* What needs to be done
Convert every line of the records into a Markdown table with the columns "No." and "Entry," numbering the rows and omitting blank lines and the pictures.

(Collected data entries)
◆ ◆ ◆

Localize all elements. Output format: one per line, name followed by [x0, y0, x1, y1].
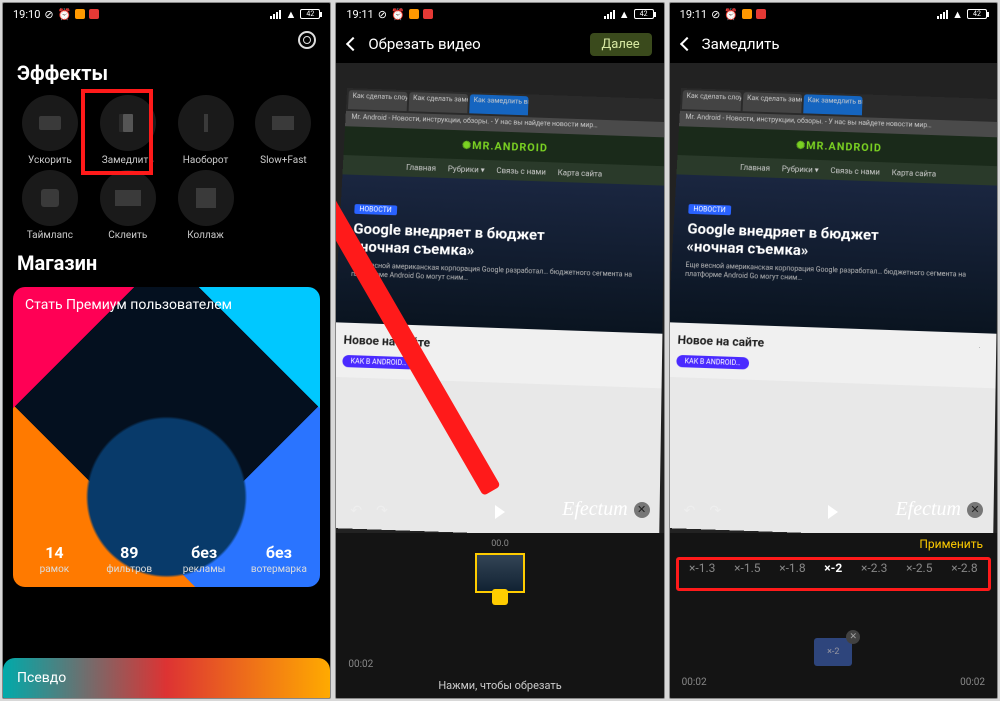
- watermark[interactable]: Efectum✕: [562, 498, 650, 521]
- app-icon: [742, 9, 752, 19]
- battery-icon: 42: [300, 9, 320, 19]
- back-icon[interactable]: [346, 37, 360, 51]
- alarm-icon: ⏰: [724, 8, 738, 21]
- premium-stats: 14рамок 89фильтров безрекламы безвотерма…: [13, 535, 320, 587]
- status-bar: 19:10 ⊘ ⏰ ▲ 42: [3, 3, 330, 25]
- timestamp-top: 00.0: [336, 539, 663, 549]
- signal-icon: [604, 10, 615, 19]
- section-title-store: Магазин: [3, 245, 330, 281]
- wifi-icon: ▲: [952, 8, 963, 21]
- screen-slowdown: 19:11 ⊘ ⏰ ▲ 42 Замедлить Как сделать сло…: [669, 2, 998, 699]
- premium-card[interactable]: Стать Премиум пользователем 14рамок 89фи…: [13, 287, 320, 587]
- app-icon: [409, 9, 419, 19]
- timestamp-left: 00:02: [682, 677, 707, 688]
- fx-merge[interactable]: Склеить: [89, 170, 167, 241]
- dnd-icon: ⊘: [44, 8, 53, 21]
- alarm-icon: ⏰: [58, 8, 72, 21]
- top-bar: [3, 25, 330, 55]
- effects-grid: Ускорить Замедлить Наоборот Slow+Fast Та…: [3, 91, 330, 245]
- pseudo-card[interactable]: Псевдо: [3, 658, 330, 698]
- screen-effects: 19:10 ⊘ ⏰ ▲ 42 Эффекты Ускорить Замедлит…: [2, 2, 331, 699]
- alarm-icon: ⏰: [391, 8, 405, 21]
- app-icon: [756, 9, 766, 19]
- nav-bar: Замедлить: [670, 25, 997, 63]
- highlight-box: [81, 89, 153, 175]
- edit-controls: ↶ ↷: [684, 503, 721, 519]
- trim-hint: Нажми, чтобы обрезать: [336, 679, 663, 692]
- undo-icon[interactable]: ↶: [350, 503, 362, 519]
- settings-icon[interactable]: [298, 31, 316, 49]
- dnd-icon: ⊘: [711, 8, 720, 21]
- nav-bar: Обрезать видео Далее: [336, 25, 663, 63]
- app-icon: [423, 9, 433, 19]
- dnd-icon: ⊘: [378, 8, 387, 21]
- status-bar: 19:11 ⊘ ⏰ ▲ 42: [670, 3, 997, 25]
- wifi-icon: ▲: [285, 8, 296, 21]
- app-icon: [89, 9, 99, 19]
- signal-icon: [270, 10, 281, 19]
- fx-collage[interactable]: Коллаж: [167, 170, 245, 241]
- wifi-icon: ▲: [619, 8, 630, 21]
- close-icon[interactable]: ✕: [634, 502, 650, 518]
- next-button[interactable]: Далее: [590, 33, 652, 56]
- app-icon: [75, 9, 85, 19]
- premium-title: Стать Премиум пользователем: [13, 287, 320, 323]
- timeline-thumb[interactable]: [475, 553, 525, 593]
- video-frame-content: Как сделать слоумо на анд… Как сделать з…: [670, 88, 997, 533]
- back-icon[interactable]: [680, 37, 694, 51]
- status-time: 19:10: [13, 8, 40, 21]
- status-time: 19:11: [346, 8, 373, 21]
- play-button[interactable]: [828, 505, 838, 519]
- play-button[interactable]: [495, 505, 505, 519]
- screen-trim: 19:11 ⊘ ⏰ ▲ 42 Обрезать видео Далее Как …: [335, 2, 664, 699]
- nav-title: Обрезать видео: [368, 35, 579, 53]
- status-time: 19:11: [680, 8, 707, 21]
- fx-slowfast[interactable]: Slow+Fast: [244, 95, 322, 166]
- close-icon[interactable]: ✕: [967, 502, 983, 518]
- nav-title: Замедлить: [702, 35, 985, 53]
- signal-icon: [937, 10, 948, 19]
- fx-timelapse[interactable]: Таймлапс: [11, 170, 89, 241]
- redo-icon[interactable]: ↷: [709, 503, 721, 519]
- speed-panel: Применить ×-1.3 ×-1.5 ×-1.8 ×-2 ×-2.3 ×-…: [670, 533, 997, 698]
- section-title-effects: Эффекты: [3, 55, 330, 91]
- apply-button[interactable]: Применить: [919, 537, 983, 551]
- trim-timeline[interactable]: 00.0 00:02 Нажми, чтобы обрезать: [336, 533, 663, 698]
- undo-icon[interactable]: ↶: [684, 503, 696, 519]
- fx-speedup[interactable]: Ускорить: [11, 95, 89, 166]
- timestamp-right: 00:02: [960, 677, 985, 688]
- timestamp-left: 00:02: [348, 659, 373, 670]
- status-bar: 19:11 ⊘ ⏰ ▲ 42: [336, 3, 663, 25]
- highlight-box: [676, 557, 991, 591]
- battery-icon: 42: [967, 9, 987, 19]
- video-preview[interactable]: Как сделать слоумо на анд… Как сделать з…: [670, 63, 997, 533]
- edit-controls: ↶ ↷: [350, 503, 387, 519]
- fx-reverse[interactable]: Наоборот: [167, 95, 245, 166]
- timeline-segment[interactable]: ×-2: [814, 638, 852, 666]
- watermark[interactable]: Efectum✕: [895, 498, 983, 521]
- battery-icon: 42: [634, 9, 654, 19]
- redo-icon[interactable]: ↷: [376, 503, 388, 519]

◆ ◆ ◆

* Expected output
| No. | Entry |
|---|---|
| 1 | Localize all elements. Output format: one per line, name followed by [x0, y0, x1, y1]. |
| 2 | - watermark[interactable]: Efectum✕: [562, 498, 650, 521] |
| 3 | - app-icon: [742, 9, 752, 19] |
| 4 | - battery-icon: 42: [300, 9, 320, 19] |
| 5 | - back-icon[interactable]: [346, 37, 360, 51] |
| 6 | - alarm-icon: ⏰: [724, 8, 738, 21] |
| 7 | - premium-stats: 14рамок 89фильтров безрекламы безвотерма…: [13, 535, 320, 587] |
| 8 | - status-bar: 19:10 ⊘ ⏰ ▲ 42: [3, 3, 330, 25] |
| 9 | - timestamp-top: 00.0: [336, 539, 663, 549] |
| 10 | - signal-icon: [604, 10, 615, 19] |
| 11 | - section-title-store: Магазин: [3, 245, 330, 281] |
| 12 | - wifi-icon: ▲: [952, 8, 963, 21] |
| 13 | - screen-slowdown: 19:11 ⊘ ⏰ ▲ 42 Замедлить Как сделать сло…: [669, 2, 998, 699] |
| 14 | - premium-card[interactable]: Стать Премиум пользователем 14рамок 89фи…: [13, 287, 320, 587] |
| 15 | - app-icon: [409, 9, 419, 19] |
| 16 | - timestamp-left: 00:02: [682, 677, 707, 688] |
| 17 | - fx-merge[interactable]: Склеить: [89, 170, 167, 241] |
| 18 | - dnd-icon: ⊘: [44, 8, 53, 21] |
| 19 | - alarm-icon: ⏰: [58, 8, 72, 21] |
| 20 | - top-bar: [3, 25, 330, 55] |
| 21 | - effects-grid: Ускорить Замедлить Наоборот Slow+Fast Та…: [3, 91, 330, 245] |
| 22 | - pseudo-card[interactable]: Псевдо: [3, 658, 330, 698] |
| 23 | - screen-effects: 19:10 ⊘ ⏰ ▲ 42 Эффекты Ускорить Замедлит…: [2, 2, 331, 699] |
| 24 | - alarm-icon: ⏰: [391, 8, 405, 21] |
| 25 | - app-icon: [756, 9, 766, 19] |
| 26 | - nav-bar: Замедлить: [670, 25, 997, 63] |
| 27 | - highlight-box: [81, 89, 153, 175] |
| 28 | - edit-controls: ↶ ↷: [684, 503, 721, 519] |
| 29 | - trim-hint: Нажми, чтобы обрезать: [336, 679, 663, 692] |
| 30 | - undo-icon[interactable]: ↶: [350, 503, 362, 519] |
| 31 | - settings-icon[interactable]: [298, 31, 316, 49] |
| 32 | - dnd-icon: ⊘: [711, 8, 720, 21] |
| 33 | - nav-bar: Обрезать видео Далее: [336, 25, 663, 63] |
| 34 | - app-icon: [423, 9, 433, 19] |
| 35 | - dnd-icon: ⊘: [378, 8, 387, 21] |
| 36 | - status-bar: 19:11 ⊘ ⏰ ▲ 42: [670, 3, 997, 25] |
| 37 | - wifi-icon: ▲: [285, 8, 296, 21] |
| 38 | - app-icon: [89, 9, 99, 19] |
| 39 | - signal-icon: [270, 10, 281, 19] |
| 40 | - fx-collage[interactable]: Коллаж: [167, 170, 245, 241] |
| 41 | - wifi-icon: ▲: [619, 8, 630, 21] |
| 42 | - close-icon[interactable]: ✕: [634, 502, 650, 518] |
| 43 | - next-button[interactable]: Далее: [590, 33, 652, 56] |
| 44 | - app-icon: [75, 9, 85, 19] |
| 45 | - premium-title: Стать Премиум пользователем: [13, 287, 320, 323] |
| 46 | - timeline-thumb[interactable]: [475, 553, 525, 593] |
| 47 | - video-frame-content: Как сделать слоумо на анд… Как сделать з…: [670, 88, 997, 533] |
| 48 | - back-icon[interactable]: [680, 37, 694, 51] |
| 49 | - status-time: 19:10: [13, 8, 40, 21] |
| 50 | - status-time: 19:11: [346, 8, 373, 21] |
| 51 | - play-button[interactable]: [828, 505, 838, 519] |
| 52 | - play-button[interactable]: [495, 505, 505, 519] |
| 53 | - screen-trim: 19:11 ⊘ ⏰ ▲ 42 Обрезать видео Далее Как …: [335, 2, 664, 699] |
| 54 | - nav-title: Обрезать видео: [368, 35, 579, 53] |
| 55 | - status-time: 19:11: [680, 8, 707, 21] |
| 56 | - fx-slowfast[interactable]: Slow+Fast: [244, 95, 322, 166] |
| 57 | - close-icon[interactable]: ✕: [967, 502, 983, 518] |
| 58 | - nav-title: Замедлить: [702, 35, 985, 53] |
| 59 | - signal-icon: [937, 10, 948, 19] |
| 60 | - fx-timelapse[interactable]: Таймлапс: [11, 170, 89, 241] |
| 61 | - redo-icon[interactable]: ↷: [709, 503, 721, 519] |
| 62 | - speed-panel: Применить ×-1.3 ×-1.5 ×-1.8 ×-2 ×-2.3 ×-…: [670, 533, 997, 698] |
| 63 | - section-title-effects: Эффекты: [3, 55, 330, 91] |
| 64 | - apply-button[interactable]: Применить: [919, 537, 983, 551] |
| 65 | - trim-timeline[interactable]: 00.0 00:02 Нажми, чтобы обрезать: [336, 533, 663, 698] |
| 66 | - undo-icon[interactable]: ↶: [684, 503, 696, 519] |
| 67 | - fx-speedup[interactable]: Ускорить: [11, 95, 89, 166] |
| 68 | - timestamp-right: 00:02: [960, 677, 985, 688] |
| 69 | - timestamp-left: 00:02: [348, 659, 373, 670] |
| 70 | - status-bar: 19:11 ⊘ ⏰ ▲ 42: [336, 3, 663, 25] |
| 71 | - highlight-box: [676, 557, 991, 591] |
| 72 | - battery-icon: 42: [967, 9, 987, 19] |
| 73 | - video-preview[interactable]: Как сделать слоумо на анд… Как сделать з…: [670, 63, 997, 533] |
| 74 | - edit-controls: ↶ ↷: [350, 503, 387, 519] |
| 75 | - fx-reverse[interactable]: Наоборот: [167, 95, 245, 166] |
| 76 | - timeline-segment[interactable]: ×-2: [814, 638, 852, 666] |
| 77 | - watermark[interactable]: Efectum✕: [895, 498, 983, 521] |
| 78 | - battery-icon: 42: [634, 9, 654, 19] |
| 79 | - redo-icon[interactable]: ↷: [376, 503, 388, 519] |